§ Your instructions
Exclude any images and output the remaining records exactly.

BEGIN

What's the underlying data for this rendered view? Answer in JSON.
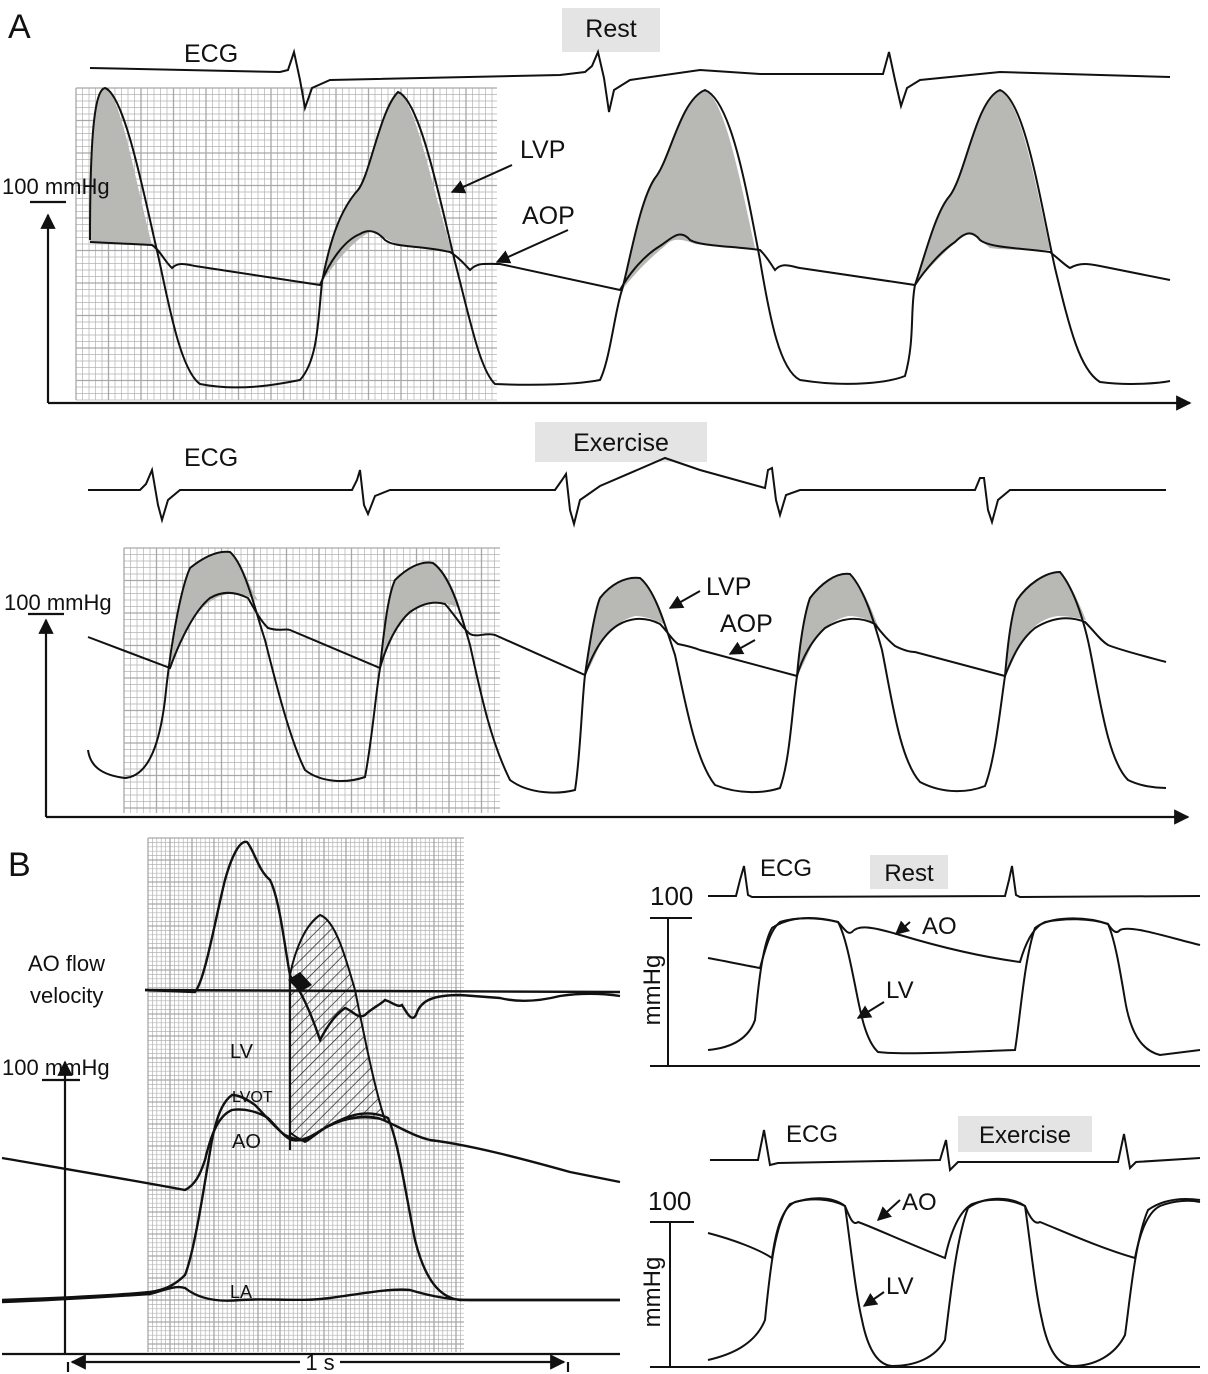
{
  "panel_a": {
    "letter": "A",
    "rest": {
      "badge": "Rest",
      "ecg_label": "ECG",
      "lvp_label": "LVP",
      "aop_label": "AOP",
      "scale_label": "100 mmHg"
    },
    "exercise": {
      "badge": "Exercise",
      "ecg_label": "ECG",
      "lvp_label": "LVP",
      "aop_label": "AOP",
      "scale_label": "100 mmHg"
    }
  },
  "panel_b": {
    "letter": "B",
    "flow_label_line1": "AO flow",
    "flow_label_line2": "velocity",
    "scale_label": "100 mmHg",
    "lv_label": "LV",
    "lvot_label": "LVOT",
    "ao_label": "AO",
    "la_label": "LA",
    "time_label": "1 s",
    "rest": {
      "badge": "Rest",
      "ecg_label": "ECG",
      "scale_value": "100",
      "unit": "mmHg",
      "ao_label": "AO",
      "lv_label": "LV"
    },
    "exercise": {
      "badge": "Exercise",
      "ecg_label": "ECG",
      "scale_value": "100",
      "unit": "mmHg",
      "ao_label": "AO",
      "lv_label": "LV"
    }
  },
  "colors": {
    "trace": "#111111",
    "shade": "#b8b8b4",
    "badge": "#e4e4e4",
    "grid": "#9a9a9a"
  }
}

END

§ Exercise solution
What's the underlying data for this rendered view? Answer in JSON.
{
  "panel_a": {
    "letter": "A",
    "rest": {
      "badge": "Rest",
      "ecg_label": "ECG",
      "lvp_label": "LVP",
      "aop_label": "AOP",
      "scale_label": "100 mmHg"
    },
    "exercise": {
      "badge": "Exercise",
      "ecg_label": "ECG",
      "lvp_label": "LVP",
      "aop_label": "AOP",
      "scale_label": "100 mmHg"
    }
  },
  "panel_b": {
    "letter": "B",
    "flow_label_line1": "AO flow",
    "flow_label_line2": "velocity",
    "scale_label": "100 mmHg",
    "lv_label": "LV",
    "lvot_label": "LVOT",
    "ao_label": "AO",
    "la_label": "LA",
    "time_label": "1 s",
    "rest": {
      "badge": "Rest",
      "ecg_label": "ECG",
      "scale_value": "100",
      "unit": "mmHg",
      "ao_label": "AO",
      "lv_label": "LV"
    },
    "exercise": {
      "badge": "Exercise",
      "ecg_label": "ECG",
      "scale_value": "100",
      "unit": "mmHg",
      "ao_label": "AO",
      "lv_label": "LV"
    }
  },
  "colors": {
    "trace": "#111111",
    "shade": "#b8b8b4",
    "badge": "#e4e4e4",
    "grid": "#9a9a9a"
  }
}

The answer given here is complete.